### RECORDED DATA
__________________________________________________

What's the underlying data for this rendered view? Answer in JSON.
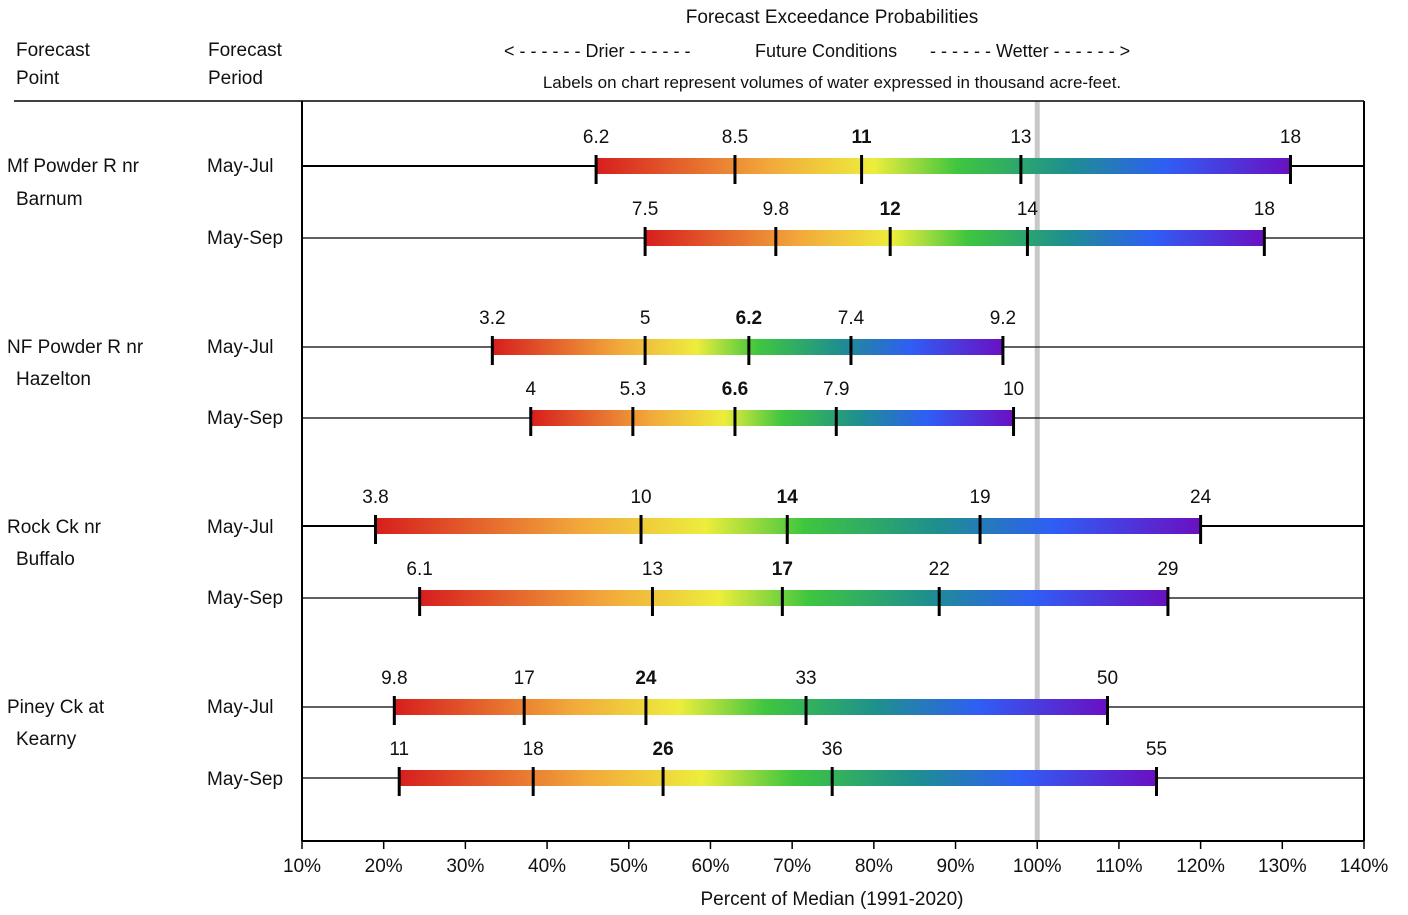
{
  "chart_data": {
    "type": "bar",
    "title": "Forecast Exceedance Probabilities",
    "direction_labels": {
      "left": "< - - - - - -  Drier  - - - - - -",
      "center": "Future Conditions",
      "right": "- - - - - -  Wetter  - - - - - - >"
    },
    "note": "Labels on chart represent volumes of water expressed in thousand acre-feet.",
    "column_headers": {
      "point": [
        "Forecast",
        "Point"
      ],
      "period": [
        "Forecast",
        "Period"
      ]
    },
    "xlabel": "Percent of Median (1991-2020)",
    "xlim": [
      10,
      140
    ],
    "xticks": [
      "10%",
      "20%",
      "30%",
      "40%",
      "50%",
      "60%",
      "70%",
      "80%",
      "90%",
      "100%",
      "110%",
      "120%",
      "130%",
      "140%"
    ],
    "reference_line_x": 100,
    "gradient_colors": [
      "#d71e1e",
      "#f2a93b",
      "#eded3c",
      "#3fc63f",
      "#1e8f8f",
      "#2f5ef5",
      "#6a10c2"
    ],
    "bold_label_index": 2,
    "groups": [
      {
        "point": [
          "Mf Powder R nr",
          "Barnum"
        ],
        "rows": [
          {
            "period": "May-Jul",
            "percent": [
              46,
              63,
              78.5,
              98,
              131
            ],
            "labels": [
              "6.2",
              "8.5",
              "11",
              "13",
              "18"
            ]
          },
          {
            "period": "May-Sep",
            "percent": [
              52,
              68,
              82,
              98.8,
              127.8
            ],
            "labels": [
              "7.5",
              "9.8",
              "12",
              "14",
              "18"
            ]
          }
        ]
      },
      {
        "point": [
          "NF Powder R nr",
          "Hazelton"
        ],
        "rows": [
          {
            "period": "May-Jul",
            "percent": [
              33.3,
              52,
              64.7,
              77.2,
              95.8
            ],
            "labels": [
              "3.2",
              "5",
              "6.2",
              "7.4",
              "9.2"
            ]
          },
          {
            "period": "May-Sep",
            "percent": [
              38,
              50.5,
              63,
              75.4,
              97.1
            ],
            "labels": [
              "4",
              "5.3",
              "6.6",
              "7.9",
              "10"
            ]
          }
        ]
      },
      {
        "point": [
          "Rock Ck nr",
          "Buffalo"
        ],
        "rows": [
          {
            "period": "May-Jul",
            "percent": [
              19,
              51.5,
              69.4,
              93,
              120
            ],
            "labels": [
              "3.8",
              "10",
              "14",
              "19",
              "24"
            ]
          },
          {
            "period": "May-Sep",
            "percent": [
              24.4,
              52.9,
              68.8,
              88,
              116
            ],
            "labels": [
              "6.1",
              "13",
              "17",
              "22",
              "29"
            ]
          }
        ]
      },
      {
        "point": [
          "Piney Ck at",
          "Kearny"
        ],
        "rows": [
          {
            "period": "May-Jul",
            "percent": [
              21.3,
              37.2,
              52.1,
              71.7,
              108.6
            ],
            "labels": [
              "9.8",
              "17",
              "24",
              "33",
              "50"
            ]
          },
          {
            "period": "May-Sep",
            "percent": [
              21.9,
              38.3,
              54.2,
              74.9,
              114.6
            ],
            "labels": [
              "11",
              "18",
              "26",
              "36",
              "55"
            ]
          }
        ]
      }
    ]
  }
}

__________________________________________________

### WHAT YOU WILL DO
Copy every entry word for word, but omit the pictures.

### WORKED SOLUTION
What's the underlying data for this rendered view? Answer in JSON.
{
  "chart_data": {
    "type": "bar",
    "title": "Forecast Exceedance Probabilities",
    "direction_labels": {
      "left": "< - - - - - -  Drier  - - - - - -",
      "center": "Future Conditions",
      "right": "- - - - - -  Wetter  - - - - - - >"
    },
    "note": "Labels on chart represent volumes of water expressed in thousand acre-feet.",
    "column_headers": {
      "point": [
        "Forecast",
        "Point"
      ],
      "period": [
        "Forecast",
        "Period"
      ]
    },
    "xlabel": "Percent of Median (1991-2020)",
    "xlim": [
      10,
      140
    ],
    "xticks": [
      "10%",
      "20%",
      "30%",
      "40%",
      "50%",
      "60%",
      "70%",
      "80%",
      "90%",
      "100%",
      "110%",
      "120%",
      "130%",
      "140%"
    ],
    "reference_line_x": 100,
    "gradient_colors": [
      "#d71e1e",
      "#f2a93b",
      "#eded3c",
      "#3fc63f",
      "#1e8f8f",
      "#2f5ef5",
      "#6a10c2"
    ],
    "bold_label_index": 2,
    "groups": [
      {
        "point": [
          "Mf Powder R nr",
          "Barnum"
        ],
        "rows": [
          {
            "period": "May-Jul",
            "percent": [
              46,
              63,
              78.5,
              98,
              131
            ],
            "labels": [
              "6.2",
              "8.5",
              "11",
              "13",
              "18"
            ]
          },
          {
            "period": "May-Sep",
            "percent": [
              52,
              68,
              82,
              98.8,
              127.8
            ],
            "labels": [
              "7.5",
              "9.8",
              "12",
              "14",
              "18"
            ]
          }
        ]
      },
      {
        "point": [
          "NF Powder R nr",
          "Hazelton"
        ],
        "rows": [
          {
            "period": "May-Jul",
            "percent": [
              33.3,
              52,
              64.7,
              77.2,
              95.8
            ],
            "labels": [
              "3.2",
              "5",
              "6.2",
              "7.4",
              "9.2"
            ]
          },
          {
            "period": "May-Sep",
            "percent": [
              38,
              50.5,
              63,
              75.4,
              97.1
            ],
            "labels": [
              "4",
              "5.3",
              "6.6",
              "7.9",
              "10"
            ]
          }
        ]
      },
      {
        "point": [
          "Rock Ck nr",
          "Buffalo"
        ],
        "rows": [
          {
            "period": "May-Jul",
            "percent": [
              19,
              51.5,
              69.4,
              93,
              120
            ],
            "labels": [
              "3.8",
              "10",
              "14",
              "19",
              "24"
            ]
          },
          {
            "period": "May-Sep",
            "percent": [
              24.4,
              52.9,
              68.8,
              88,
              116
            ],
            "labels": [
              "6.1",
              "13",
              "17",
              "22",
              "29"
            ]
          }
        ]
      },
      {
        "point": [
          "Piney Ck at",
          "Kearny"
        ],
        "rows": [
          {
            "period": "May-Jul",
            "percent": [
              21.3,
              37.2,
              52.1,
              71.7,
              108.6
            ],
            "labels": [
              "9.8",
              "17",
              "24",
              "33",
              "50"
            ]
          },
          {
            "period": "May-Sep",
            "percent": [
              21.9,
              38.3,
              54.2,
              74.9,
              114.6
            ],
            "labels": [
              "11",
              "18",
              "26",
              "36",
              "55"
            ]
          }
        ]
      }
    ]
  }
}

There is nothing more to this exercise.